Update these records by replacing "interactable" with "clickable" wherever it appears, leaving everything else unchanged, and omit the pictures from your answer.

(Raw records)

[start]

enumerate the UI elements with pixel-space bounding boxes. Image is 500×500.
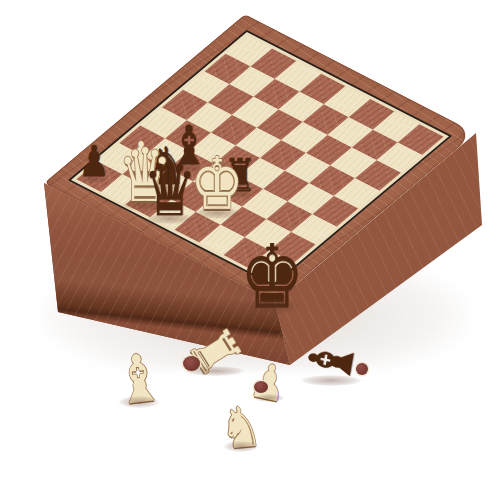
- product-photo-scene: ♟♟♛♞♝♛♚♜♚♝♜♟♞♝: [0, 0, 500, 500]
- piece-shadow: [119, 396, 160, 408]
- piece-shadow: [224, 441, 259, 451]
- piece-dark-bishop-lying: ♝: [331, 361, 385, 421]
- piece-light-knight-lying: ♞: [241, 428, 291, 484]
- felt-base: [254, 381, 268, 393]
- piece-shadow: [301, 375, 361, 386]
- piece-light-pawn-lying: ♟: [269, 382, 312, 430]
- piece-light-bishop-standing: ♝: [139, 380, 198, 446]
- piece-shadow: [254, 394, 284, 403]
- knight-glyph: ♞: [218, 398, 264, 457]
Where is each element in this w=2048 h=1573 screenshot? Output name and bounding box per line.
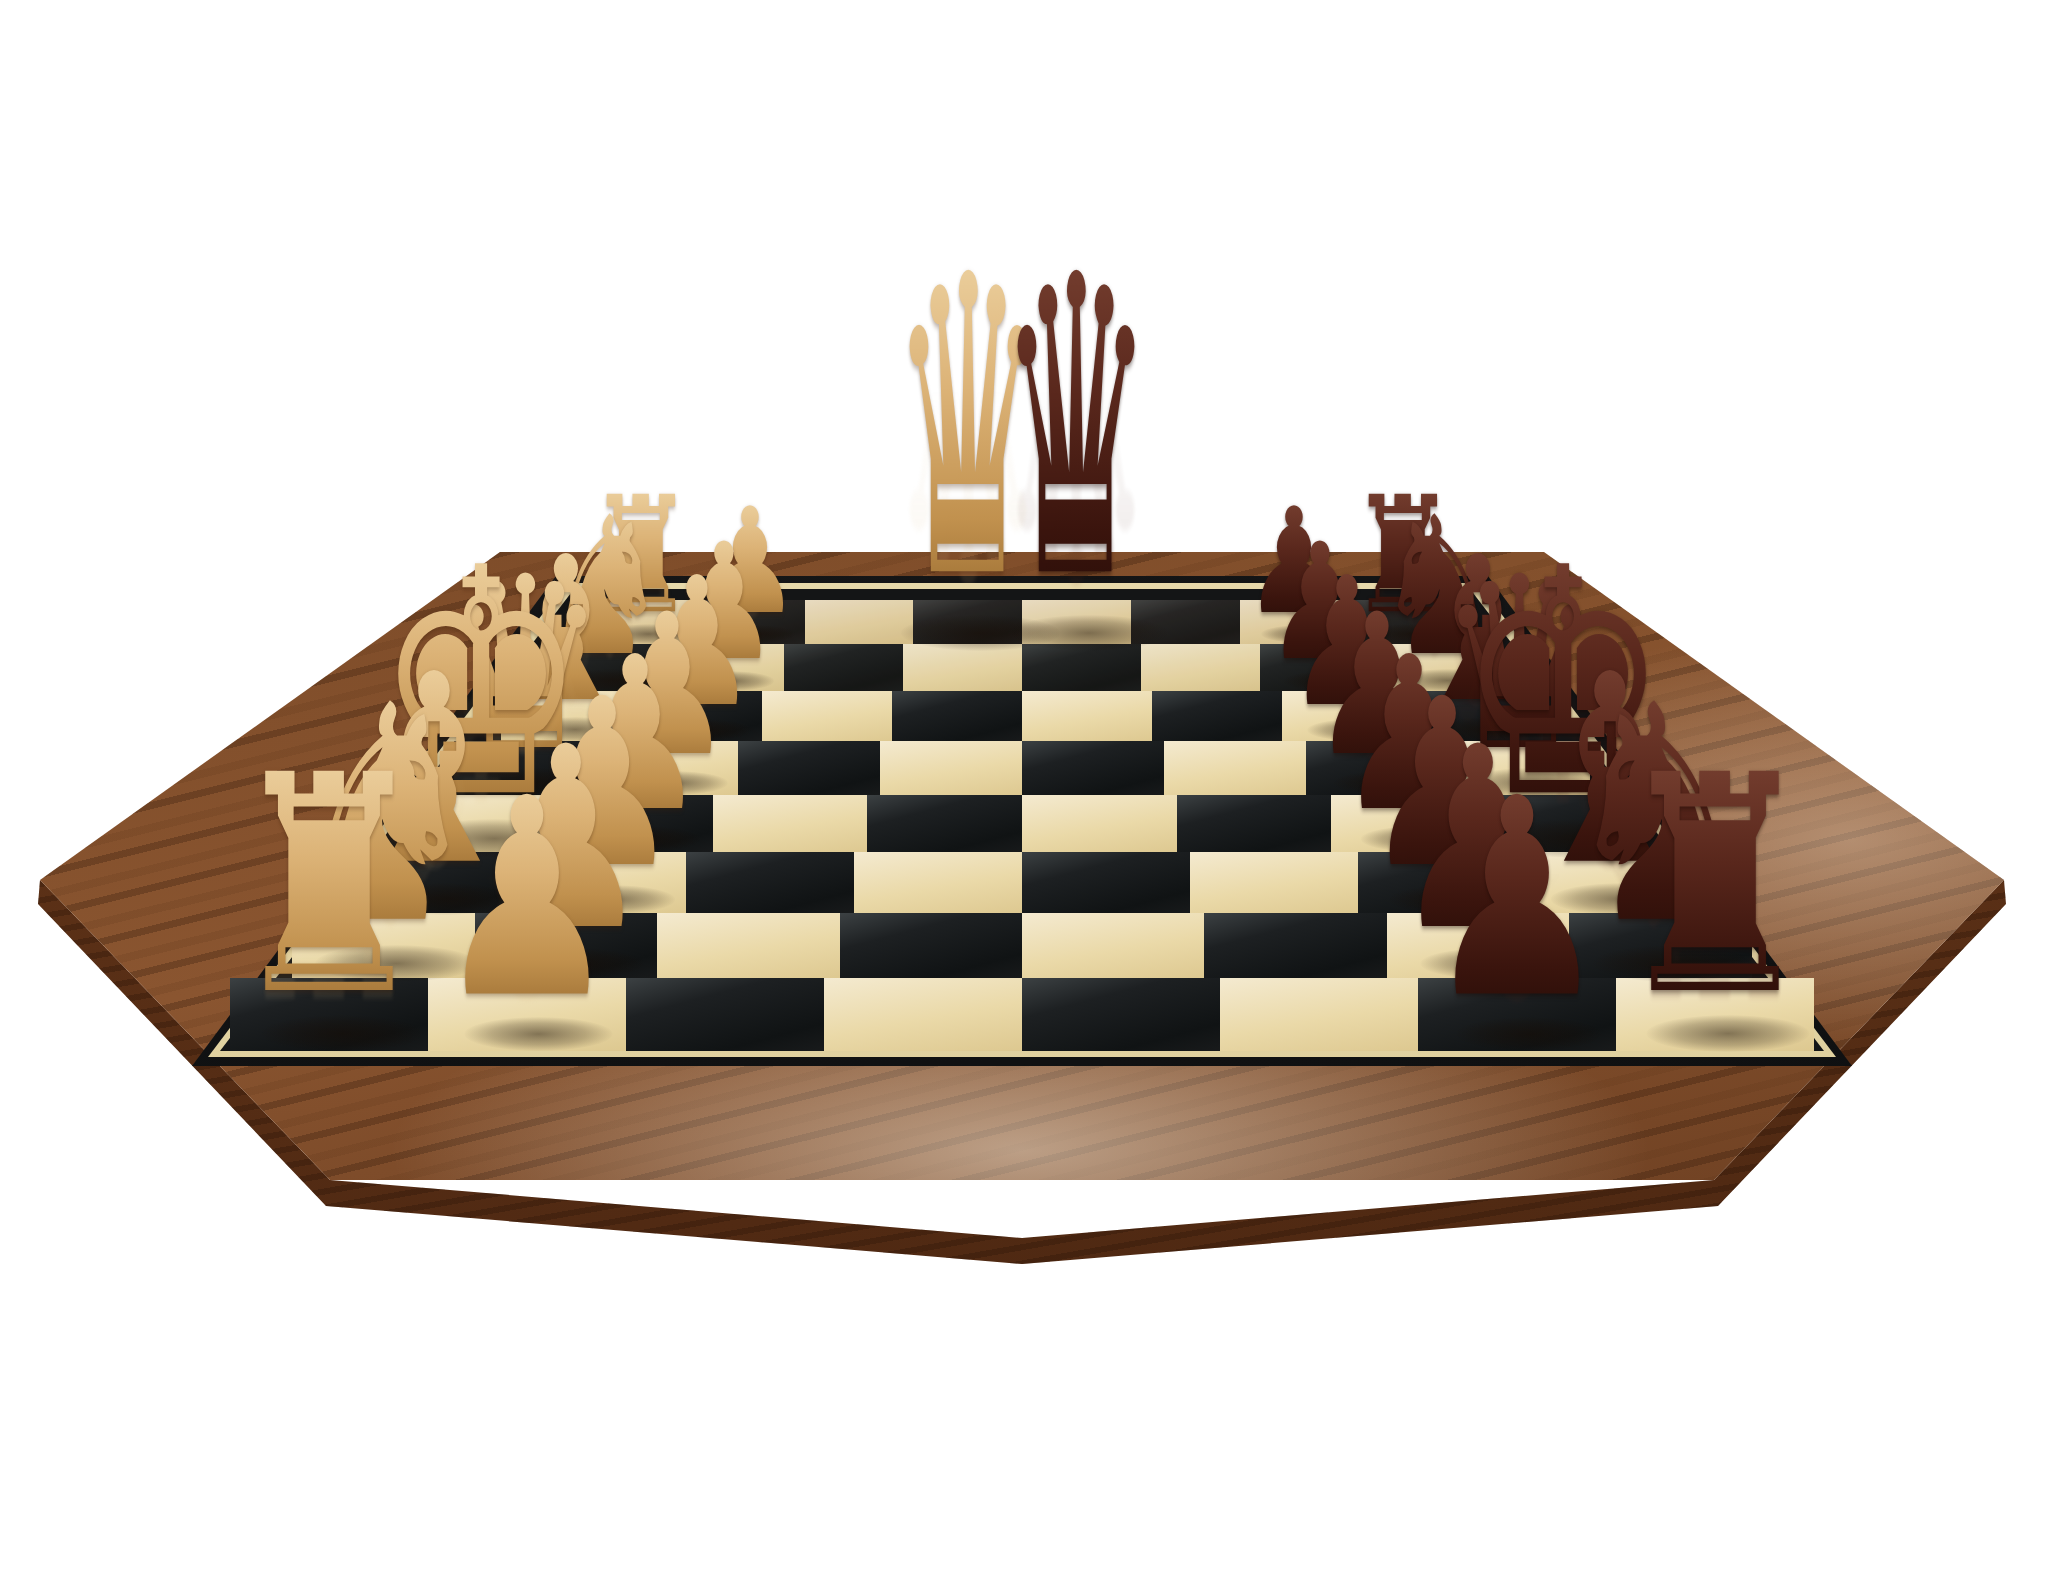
white-pawn-h2[interactable]: ♟♟ (426, 812, 627, 1036)
square-c3[interactable] (762, 691, 892, 742)
black-pawn-h7[interactable]: ♟♟ (1417, 812, 1618, 1036)
chess-product-photo: ♜♜♟♟♛♛♛♛♟♟♜♜♞♞♟♟♟♟♞♞♝♝♟♟♟♟♝♝♛♛♟♟♟♟♛♛♚♚♟♟… (0, 0, 2048, 1573)
square-c4[interactable] (892, 691, 1022, 742)
square-f6[interactable] (1190, 852, 1358, 914)
white-pawn-icon: ♟ (435, 762, 620, 1035)
square-h3[interactable] (626, 978, 824, 1051)
square-g4[interactable] (840, 913, 1022, 979)
square-f4[interactable] (854, 852, 1022, 914)
black-rook-h8[interactable]: ♜♜ (1605, 790, 1826, 1036)
square-d3[interactable] (738, 741, 880, 796)
white-rook-h1[interactable]: ♜♜ (219, 790, 440, 1036)
square-d4[interactable] (880, 741, 1022, 796)
square-b6[interactable] (1141, 644, 1260, 692)
square-e6[interactable] (1177, 795, 1332, 853)
square-h5[interactable] (1022, 978, 1220, 1051)
square-e3[interactable] (713, 795, 868, 853)
square-f5[interactable] (1022, 852, 1190, 914)
white-rook-icon: ♜ (227, 735, 430, 1035)
black-rook-icon: ♜ (1614, 735, 1817, 1035)
square-h6[interactable] (1220, 978, 1418, 1051)
square-g3[interactable] (657, 913, 839, 979)
square-h4[interactable] (824, 978, 1022, 1051)
square-c5[interactable] (1022, 691, 1152, 742)
black-pawn-icon: ♟ (1425, 762, 1610, 1035)
square-d6[interactable] (1164, 741, 1306, 796)
square-e5[interactable] (1022, 795, 1177, 853)
square-e4[interactable] (867, 795, 1022, 853)
square-b3[interactable] (784, 644, 903, 692)
square-f3[interactable] (686, 852, 854, 914)
black-queen-a5[interactable]: ♛♛ (969, 395, 1184, 635)
square-c6[interactable] (1152, 691, 1282, 742)
black-queen-icon: ♛ (999, 222, 1154, 635)
square-d5[interactable] (1022, 741, 1164, 796)
square-g5[interactable] (1022, 913, 1204, 979)
square-g6[interactable] (1204, 913, 1386, 979)
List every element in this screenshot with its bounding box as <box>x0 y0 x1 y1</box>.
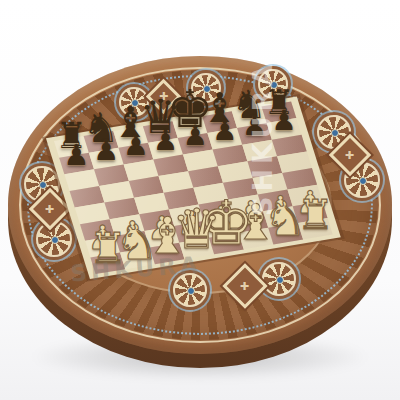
rosette-ornament <box>36 221 72 257</box>
watermark-vertical: SHKURA <box>247 66 279 216</box>
piece-black-pawn[interactable]: ♟ <box>93 136 119 165</box>
piece-black-pawn[interactable]: ♟ <box>123 131 149 160</box>
photo-stage: ♜♞♝♛♚♝♞♜♟♟♟♟♟♟♟♟♟♟♟♟♟♟♟♟♜♞♝♛♚♝♞♜ SHKURA … <box>0 0 400 400</box>
piece-black-pawn[interactable]: ♟ <box>183 122 208 150</box>
piece-black-pawn[interactable]: ♟ <box>212 117 237 145</box>
piece-black-pawn[interactable]: ♟ <box>153 127 178 155</box>
rosette-ornament <box>262 262 296 296</box>
piece-black-pawn[interactable]: ♟ <box>64 141 90 170</box>
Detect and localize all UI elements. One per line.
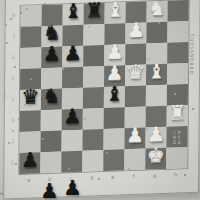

[end]

**Solution to this task**.
enumerate the UI elements with pixel-space bounding boxes. Image is 500×500.
- product-photo-scene: ♟♟♛♞♝♛♚♜♚♝♜♟♞♝: [0, 0, 500, 500]
- piece-shadow: [119, 396, 160, 408]
- piece-shadow: [224, 441, 259, 451]
- piece-dark-bishop-lying: ♝: [331, 361, 385, 421]
- piece-light-knight-lying: ♞: [241, 428, 291, 484]
- felt-base: [254, 381, 268, 393]
- piece-shadow: [301, 375, 361, 386]
- piece-light-pawn-lying: ♟: [269, 382, 312, 430]
- piece-light-bishop-standing: ♝: [139, 380, 198, 446]
- piece-shadow: [254, 394, 284, 403]
- knight-glyph: ♞: [218, 398, 264, 457]
Where is each element in this w=2048 h=1573 screenshot? Output name and bounding box per line.
white-pawn-h2[clickable]: ♟♟ (426, 812, 627, 1036)
square-c3[clickable] (762, 691, 892, 742)
black-pawn-h7[clickable]: ♟♟ (1417, 812, 1618, 1036)
chess-product-photo: ♜♜♟♟♛♛♛♛♟♟♜♜♞♞♟♟♟♟♞♞♝♝♟♟♟♟♝♝♛♛♟♟♟♟♛♛♚♚♟♟… (0, 0, 2048, 1573)
square-c4[clickable] (892, 691, 1022, 742)
square-f6[clickable] (1190, 852, 1358, 914)
white-pawn-icon: ♟ (435, 762, 620, 1035)
square-h3[clickable] (626, 978, 824, 1051)
square-g4[clickable] (840, 913, 1022, 979)
square-f4[clickable] (854, 852, 1022, 914)
black-rook-h8[clickable]: ♜♜ (1605, 790, 1826, 1036)
square-d3[clickable] (738, 741, 880, 796)
white-rook-h1[clickable]: ♜♜ (219, 790, 440, 1036)
square-d4[clickable] (880, 741, 1022, 796)
square-b6[clickable] (1141, 644, 1260, 692)
square-e6[clickable] (1177, 795, 1332, 853)
square-h5[clickable] (1022, 978, 1220, 1051)
square-e3[clickable] (713, 795, 868, 853)
square-f5[clickable] (1022, 852, 1190, 914)
white-rook-icon: ♜ (227, 735, 430, 1035)
black-rook-icon: ♜ (1614, 735, 1817, 1035)
square-h6[clickable] (1220, 978, 1418, 1051)
square-g3[clickable] (657, 913, 839, 979)
square-h4[clickable] (824, 978, 1022, 1051)
square-c5[clickable] (1022, 691, 1152, 742)
black-pawn-icon: ♟ (1425, 762, 1610, 1035)
square-d6[clickable] (1164, 741, 1306, 796)
square-e5[clickable] (1022, 795, 1177, 853)
square-e4[clickable] (867, 795, 1022, 853)
square-b3[clickable] (784, 644, 903, 692)
square-f3[clickable] (686, 852, 854, 914)
black-queen-a5[clickable]: ♛♛ (969, 395, 1184, 635)
square-c6[clickable] (1152, 691, 1282, 742)
black-queen-icon: ♛ (999, 222, 1154, 635)
square-d5[clickable] (1022, 741, 1164, 796)
square-g5[clickable] (1022, 913, 1204, 979)
square-g6[clickable] (1204, 913, 1386, 979)
List every element in this screenshot with its bounding box as <box>x0 y0 x1 y1</box>.
rosette-ornament <box>36 221 72 257</box>
watermark-vertical: SHKURA <box>247 66 279 216</box>
piece-black-pawn[clickable]: ♟ <box>93 136 119 165</box>
piece-black-pawn[clickable]: ♟ <box>123 131 149 160</box>
photo-stage: ♜♞♝♛♚♝♞♜♟♟♟♟♟♟♟♟♟♟♟♟♟♟♟♟♜♞♝♛♚♝♞♜ SHKURA … <box>0 0 400 400</box>
piece-black-pawn[clickable]: ♟ <box>183 122 208 150</box>
piece-black-pawn[clickable]: ♟ <box>212 117 237 145</box>
piece-black-pawn[clickable]: ♟ <box>153 127 178 155</box>
rosette-ornament <box>262 262 296 296</box>
piece-black-pawn[clickable]: ♟ <box>64 141 90 170</box>
Detect and localize all UI elements. One per line.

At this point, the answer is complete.